• **TASK STATEMENT**:
Please copy every line of the records below that holds the word "this".

• **WORKING DATA**:
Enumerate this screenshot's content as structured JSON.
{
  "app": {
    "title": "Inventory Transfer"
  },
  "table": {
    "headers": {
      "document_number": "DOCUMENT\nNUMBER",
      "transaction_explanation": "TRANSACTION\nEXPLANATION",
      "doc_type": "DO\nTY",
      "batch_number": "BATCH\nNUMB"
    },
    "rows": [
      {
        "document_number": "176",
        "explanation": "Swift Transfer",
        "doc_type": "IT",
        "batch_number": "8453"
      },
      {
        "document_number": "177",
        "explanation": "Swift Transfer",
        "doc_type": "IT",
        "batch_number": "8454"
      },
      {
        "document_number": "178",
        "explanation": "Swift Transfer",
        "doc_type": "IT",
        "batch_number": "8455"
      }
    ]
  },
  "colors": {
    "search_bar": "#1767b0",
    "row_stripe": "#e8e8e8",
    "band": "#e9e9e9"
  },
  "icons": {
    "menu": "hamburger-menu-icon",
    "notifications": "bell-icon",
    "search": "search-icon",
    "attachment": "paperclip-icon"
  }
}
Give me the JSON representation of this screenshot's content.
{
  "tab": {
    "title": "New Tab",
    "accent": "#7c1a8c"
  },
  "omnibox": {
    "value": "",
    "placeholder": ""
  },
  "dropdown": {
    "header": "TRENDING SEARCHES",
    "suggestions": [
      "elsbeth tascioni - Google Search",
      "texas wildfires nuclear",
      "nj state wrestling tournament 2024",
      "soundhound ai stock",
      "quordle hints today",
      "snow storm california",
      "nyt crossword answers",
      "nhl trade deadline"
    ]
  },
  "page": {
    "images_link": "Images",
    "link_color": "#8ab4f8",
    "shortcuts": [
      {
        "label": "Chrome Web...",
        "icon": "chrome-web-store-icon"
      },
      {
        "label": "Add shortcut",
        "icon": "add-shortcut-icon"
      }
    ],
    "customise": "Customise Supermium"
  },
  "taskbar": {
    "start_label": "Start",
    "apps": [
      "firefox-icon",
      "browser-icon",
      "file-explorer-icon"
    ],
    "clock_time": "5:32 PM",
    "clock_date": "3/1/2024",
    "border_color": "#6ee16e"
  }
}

• **THE RESULT**:
Enumerate this screenshot's content as structured JSON.
Give me the JSON representation of this screenshot's content.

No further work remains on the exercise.